--- START Data listing ---

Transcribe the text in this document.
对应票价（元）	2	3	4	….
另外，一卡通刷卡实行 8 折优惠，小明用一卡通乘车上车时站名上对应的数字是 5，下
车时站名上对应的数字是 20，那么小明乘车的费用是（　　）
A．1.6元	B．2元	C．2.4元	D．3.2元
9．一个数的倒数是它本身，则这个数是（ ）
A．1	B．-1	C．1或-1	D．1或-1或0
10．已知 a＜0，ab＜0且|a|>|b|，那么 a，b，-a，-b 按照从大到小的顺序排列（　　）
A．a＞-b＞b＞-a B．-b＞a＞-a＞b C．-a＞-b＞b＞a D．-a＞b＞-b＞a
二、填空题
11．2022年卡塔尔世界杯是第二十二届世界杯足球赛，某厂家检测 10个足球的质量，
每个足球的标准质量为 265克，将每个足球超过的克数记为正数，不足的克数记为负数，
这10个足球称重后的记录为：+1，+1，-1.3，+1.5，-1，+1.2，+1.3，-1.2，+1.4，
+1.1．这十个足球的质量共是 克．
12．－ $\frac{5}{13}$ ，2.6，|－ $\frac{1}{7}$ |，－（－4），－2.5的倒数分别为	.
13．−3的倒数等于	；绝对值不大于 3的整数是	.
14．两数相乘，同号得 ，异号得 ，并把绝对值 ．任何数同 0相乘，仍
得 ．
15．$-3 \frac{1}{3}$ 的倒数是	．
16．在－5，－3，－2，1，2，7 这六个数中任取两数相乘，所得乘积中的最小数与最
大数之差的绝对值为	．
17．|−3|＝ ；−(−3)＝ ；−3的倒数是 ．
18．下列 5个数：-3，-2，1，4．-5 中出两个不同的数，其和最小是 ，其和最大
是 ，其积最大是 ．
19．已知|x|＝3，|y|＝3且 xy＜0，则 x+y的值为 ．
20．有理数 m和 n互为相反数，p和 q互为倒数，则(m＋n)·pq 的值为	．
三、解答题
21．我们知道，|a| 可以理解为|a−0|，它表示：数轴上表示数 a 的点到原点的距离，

--- END Data listing ---

Copy the records above exactly.

Transcribe the text in this document.
对应票价（元）	2	3	4	….
另外，一卡通刷卡实行 8 折优惠，小明用一卡通乘车上车时站名上对应的数字是 5，下
车时站名上对应的数字是 20，那么小明乘车的费用是（　　）
A．1.6元	B．2元	C．2.4元	D．3.2元
9．一个数的倒数是它本身，则这个数是（ ）
A．1	B．-1	C．1或-1	D．1或-1或0
10．已知 a＜0，ab＜0且|a|>|b|，那么 a，b，-a，-b 按照从大到小的顺序排列（　　）
A．a＞-b＞b＞-a B．-b＞a＞-a＞b C．-a＞-b＞b＞a D．-a＞b＞-b＞a
二、填空题
11．2022年卡塔尔世界杯是第二十二届世界杯足球赛，某厂家检测 10个足球的质量，
每个足球的标准质量为 265克，将每个足球超过的克数记为正数，不足的克数记为负数，
这10个足球称重后的记录为：+1，+1，-1.3，+1.5，-1，+1.2，+1.3，-1.2，+1.4，
+1.1．这十个足球的质量共是 克．
12．－ $\frac{5}{13}$ ，2.6，|－ $\frac{1}{7}$ |，－（－4），－2.5的倒数分别为	.
13．−3的倒数等于	；绝对值不大于 3的整数是	.
14．两数相乘，同号得 ，异号得 ，并把绝对值 ．任何数同 0相乘，仍
得 ．
15．$-3 \frac{1}{3}$ 的倒数是	．
16．在－5，－3，－2，1，2，7 这六个数中任取两数相乘，所得乘积中的最小数与最
大数之差的绝对值为	．
17．|−3|＝ ；−(−3)＝ ；−3的倒数是 ．
18．下列 5个数：-3，-2，1，4．-5 中出两个不同的数，其和最小是 ，其和最大
是 ，其积最大是 ．
19．已知|x|＝3，|y|＝3且 xy＜0，则 x+y的值为 ．
20．有理数 m和 n互为相反数，p和 q互为倒数，则(m＋n)·pq 的值为	．
三、解答题
21．我们知道，|a| 可以理解为|a−0|，它表示：数轴上表示数 a 的点到原点的距离，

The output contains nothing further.